(Dataset rows about figures)
----
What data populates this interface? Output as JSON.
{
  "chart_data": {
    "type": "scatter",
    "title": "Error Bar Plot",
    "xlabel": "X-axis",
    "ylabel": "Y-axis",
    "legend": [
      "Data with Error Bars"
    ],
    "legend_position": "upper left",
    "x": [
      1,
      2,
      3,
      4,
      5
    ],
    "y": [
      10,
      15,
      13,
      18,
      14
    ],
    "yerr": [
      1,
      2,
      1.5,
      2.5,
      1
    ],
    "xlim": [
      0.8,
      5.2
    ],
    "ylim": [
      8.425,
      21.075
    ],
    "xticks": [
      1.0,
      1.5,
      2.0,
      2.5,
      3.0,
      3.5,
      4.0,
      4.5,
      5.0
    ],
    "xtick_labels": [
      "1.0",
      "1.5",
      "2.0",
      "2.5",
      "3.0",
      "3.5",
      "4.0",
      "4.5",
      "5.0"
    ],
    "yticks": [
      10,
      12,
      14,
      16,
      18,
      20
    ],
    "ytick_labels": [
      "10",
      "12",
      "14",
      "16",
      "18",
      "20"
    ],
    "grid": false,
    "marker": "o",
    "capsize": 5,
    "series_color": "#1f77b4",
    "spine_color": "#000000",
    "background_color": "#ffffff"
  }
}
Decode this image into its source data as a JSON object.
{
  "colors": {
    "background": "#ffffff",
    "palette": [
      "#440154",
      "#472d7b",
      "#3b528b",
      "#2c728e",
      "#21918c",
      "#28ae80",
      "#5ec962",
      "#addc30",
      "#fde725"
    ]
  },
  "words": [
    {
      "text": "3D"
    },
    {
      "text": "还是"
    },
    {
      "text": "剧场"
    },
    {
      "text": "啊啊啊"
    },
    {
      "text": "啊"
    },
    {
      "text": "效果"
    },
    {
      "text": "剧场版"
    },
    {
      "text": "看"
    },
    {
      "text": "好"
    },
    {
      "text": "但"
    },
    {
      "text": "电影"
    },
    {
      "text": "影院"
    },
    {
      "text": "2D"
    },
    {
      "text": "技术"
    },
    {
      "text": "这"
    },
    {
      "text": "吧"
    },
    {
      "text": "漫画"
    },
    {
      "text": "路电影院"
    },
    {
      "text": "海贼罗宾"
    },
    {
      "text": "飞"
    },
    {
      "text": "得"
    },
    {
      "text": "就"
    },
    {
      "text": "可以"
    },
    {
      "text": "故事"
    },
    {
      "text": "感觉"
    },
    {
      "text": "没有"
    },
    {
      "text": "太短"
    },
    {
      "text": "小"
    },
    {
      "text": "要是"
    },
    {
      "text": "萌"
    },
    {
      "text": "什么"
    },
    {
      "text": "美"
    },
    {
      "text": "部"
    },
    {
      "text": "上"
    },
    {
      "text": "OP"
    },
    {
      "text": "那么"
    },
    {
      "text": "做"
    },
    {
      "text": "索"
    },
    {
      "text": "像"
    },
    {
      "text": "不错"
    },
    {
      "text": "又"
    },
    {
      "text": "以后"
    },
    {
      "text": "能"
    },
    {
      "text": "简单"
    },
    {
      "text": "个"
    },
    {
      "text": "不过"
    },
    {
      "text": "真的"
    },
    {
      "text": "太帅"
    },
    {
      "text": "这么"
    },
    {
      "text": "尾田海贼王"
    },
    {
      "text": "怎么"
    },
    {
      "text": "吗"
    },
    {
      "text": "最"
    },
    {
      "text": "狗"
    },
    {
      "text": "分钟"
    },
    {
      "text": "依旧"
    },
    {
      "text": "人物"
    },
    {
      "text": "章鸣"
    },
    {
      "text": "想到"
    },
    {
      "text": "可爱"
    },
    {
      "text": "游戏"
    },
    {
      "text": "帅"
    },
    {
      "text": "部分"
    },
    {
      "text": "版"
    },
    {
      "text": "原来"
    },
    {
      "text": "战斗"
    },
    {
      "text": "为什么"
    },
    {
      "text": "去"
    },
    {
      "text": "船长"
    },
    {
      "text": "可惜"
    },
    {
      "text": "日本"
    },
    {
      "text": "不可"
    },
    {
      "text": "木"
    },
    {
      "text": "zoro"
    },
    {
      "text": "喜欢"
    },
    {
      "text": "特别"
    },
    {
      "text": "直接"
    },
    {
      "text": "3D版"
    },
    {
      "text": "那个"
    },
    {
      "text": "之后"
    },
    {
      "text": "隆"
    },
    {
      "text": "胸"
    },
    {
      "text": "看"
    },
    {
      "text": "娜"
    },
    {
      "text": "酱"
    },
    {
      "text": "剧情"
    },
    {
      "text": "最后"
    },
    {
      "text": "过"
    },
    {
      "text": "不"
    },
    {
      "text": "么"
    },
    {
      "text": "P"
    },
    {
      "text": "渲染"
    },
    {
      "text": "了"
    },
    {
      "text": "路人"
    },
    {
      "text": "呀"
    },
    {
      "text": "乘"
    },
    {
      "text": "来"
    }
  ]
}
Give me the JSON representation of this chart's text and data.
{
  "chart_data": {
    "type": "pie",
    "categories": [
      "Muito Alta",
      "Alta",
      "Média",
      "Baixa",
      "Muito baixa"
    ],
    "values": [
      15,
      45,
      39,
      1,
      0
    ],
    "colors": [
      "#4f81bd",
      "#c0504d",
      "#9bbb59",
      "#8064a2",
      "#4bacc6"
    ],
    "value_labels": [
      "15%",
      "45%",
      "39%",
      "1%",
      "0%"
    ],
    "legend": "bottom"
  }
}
----
_What is being asked_: How many lines in the records above contain the word "this"? Reply with the number and nothing more.

_Written response_: 3